WHAT YOU SHOULD DO:
Check every line below for the word "relay" and copy the ones that have it.

______

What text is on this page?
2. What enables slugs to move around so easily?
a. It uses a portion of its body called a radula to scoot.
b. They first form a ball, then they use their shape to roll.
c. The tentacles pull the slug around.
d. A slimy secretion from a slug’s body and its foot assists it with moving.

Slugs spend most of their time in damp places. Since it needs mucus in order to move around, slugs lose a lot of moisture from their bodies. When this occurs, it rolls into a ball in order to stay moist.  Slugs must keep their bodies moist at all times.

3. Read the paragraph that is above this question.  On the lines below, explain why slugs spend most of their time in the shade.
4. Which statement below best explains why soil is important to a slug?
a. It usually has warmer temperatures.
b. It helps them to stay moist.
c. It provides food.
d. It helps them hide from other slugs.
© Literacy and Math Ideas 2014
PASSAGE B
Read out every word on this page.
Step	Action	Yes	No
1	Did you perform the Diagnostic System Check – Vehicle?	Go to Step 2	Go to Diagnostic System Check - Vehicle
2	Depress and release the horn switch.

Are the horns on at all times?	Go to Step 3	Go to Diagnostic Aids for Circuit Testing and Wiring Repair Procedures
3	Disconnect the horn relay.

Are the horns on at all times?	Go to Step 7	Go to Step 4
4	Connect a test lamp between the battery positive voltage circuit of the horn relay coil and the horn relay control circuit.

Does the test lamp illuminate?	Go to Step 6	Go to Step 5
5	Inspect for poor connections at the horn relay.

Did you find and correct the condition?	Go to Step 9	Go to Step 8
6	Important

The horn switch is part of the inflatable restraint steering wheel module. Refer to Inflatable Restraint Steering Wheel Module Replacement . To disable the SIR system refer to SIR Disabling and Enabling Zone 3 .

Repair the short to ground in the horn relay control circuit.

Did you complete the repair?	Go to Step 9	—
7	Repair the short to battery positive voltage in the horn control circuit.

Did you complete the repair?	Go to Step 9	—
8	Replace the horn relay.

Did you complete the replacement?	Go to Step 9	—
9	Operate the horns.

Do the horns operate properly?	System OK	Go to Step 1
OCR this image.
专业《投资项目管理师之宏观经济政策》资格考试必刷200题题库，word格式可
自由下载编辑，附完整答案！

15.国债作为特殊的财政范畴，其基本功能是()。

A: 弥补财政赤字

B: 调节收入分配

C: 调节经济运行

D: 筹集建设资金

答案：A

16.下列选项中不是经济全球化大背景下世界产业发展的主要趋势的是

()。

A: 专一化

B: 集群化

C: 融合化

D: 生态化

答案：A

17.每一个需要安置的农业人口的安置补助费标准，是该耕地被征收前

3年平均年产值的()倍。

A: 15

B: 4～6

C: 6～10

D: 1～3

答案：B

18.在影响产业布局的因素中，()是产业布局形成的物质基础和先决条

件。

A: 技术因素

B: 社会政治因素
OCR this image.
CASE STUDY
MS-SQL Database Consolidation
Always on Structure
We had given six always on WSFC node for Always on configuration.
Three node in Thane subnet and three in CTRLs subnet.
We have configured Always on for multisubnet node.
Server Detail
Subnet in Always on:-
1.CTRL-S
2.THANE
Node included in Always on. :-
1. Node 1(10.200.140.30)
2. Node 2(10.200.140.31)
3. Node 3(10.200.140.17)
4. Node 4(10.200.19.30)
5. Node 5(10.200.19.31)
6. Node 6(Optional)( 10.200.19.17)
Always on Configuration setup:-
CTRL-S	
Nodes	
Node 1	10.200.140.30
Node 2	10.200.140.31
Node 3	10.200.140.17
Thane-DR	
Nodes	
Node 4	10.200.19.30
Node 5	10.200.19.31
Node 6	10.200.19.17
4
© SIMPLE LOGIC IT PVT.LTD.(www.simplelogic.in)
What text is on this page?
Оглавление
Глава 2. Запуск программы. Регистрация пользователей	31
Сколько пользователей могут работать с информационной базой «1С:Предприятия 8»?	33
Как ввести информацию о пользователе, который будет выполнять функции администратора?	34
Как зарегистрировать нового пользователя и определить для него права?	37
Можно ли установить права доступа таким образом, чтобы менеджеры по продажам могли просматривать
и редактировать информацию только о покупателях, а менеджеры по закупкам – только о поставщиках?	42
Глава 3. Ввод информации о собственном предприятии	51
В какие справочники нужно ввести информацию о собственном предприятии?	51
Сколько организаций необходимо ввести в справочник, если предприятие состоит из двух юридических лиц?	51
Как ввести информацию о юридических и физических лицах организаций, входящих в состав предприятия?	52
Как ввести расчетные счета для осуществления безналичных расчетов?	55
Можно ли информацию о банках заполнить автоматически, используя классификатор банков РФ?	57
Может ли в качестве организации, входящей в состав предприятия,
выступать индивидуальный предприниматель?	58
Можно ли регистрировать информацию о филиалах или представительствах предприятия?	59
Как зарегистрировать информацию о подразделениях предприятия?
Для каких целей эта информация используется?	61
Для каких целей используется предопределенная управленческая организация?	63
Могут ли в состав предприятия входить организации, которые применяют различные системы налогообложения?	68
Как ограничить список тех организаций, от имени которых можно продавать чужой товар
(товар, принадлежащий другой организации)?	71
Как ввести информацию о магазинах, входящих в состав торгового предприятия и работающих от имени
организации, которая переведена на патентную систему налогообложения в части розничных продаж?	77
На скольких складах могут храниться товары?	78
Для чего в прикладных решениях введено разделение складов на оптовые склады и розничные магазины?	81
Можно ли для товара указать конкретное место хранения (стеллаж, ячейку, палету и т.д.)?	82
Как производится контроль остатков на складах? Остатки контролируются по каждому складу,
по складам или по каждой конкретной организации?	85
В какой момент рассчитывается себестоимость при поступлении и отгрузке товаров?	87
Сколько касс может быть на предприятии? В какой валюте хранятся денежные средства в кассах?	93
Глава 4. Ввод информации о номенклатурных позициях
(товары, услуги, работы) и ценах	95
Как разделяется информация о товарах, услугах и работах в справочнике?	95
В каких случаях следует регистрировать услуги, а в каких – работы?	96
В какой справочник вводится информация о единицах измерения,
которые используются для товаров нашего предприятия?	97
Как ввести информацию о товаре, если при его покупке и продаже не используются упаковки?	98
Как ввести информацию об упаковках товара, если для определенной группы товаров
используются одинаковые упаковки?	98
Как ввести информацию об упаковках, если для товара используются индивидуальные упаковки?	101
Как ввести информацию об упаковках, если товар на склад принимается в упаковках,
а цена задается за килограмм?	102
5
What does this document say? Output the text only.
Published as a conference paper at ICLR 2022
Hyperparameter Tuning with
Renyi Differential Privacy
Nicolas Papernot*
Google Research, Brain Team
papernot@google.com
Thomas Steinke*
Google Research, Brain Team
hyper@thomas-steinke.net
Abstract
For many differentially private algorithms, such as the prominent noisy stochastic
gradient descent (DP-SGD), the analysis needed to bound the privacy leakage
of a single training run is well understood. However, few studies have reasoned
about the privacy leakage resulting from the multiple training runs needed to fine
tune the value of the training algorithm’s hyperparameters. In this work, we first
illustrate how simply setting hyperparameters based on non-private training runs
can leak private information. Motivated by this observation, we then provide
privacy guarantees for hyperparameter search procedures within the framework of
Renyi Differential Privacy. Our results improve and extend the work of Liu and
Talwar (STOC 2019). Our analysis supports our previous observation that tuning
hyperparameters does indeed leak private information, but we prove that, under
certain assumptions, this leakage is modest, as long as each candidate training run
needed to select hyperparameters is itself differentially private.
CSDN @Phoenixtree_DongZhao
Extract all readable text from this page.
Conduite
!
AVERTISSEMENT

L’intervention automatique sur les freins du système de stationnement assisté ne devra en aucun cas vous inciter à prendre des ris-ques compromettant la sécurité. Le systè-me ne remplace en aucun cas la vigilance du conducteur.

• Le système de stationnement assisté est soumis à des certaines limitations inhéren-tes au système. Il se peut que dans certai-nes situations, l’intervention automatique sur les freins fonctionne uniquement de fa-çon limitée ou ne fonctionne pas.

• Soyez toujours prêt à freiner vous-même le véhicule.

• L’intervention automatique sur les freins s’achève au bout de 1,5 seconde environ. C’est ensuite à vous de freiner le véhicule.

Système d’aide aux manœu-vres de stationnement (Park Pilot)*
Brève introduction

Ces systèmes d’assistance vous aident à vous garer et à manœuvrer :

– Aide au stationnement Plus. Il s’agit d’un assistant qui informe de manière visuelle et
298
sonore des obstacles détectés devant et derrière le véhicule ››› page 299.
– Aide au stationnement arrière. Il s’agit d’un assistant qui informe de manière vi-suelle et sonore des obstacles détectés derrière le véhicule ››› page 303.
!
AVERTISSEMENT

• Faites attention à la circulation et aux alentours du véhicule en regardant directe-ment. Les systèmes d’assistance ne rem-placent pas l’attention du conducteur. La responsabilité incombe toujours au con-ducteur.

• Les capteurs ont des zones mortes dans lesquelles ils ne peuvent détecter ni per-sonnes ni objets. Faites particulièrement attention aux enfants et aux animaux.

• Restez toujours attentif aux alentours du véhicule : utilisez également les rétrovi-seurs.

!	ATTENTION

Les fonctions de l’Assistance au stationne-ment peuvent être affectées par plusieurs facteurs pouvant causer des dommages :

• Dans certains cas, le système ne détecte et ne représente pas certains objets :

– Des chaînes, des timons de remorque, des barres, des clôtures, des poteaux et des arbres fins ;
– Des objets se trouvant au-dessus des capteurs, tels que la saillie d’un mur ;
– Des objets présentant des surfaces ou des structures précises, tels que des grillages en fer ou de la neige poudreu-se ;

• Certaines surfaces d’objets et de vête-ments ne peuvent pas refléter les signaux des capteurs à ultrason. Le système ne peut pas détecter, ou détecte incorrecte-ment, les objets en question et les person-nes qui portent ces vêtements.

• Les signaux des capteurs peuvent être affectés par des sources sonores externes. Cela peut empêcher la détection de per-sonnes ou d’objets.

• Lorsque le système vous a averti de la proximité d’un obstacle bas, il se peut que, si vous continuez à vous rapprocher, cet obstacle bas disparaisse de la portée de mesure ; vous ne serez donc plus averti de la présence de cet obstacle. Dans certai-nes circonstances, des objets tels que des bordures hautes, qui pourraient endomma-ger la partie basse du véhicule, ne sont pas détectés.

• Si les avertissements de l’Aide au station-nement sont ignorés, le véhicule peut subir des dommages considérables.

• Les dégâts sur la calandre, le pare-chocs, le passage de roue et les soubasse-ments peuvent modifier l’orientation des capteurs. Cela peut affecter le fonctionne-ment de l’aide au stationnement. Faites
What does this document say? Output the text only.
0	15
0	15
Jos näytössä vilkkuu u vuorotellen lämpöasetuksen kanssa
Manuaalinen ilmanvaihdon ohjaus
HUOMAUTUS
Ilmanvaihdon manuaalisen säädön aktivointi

______

FULL OUTPUT:
3	Disconnect the horn relay.
4	Connect a test lamp between the battery positive voltage circuit of the horn relay coil and the horn relay control circuit.
5	Inspect for poor connections at the horn relay.
Repair the short to ground in the horn relay control circuit.
8	Replace the horn relay.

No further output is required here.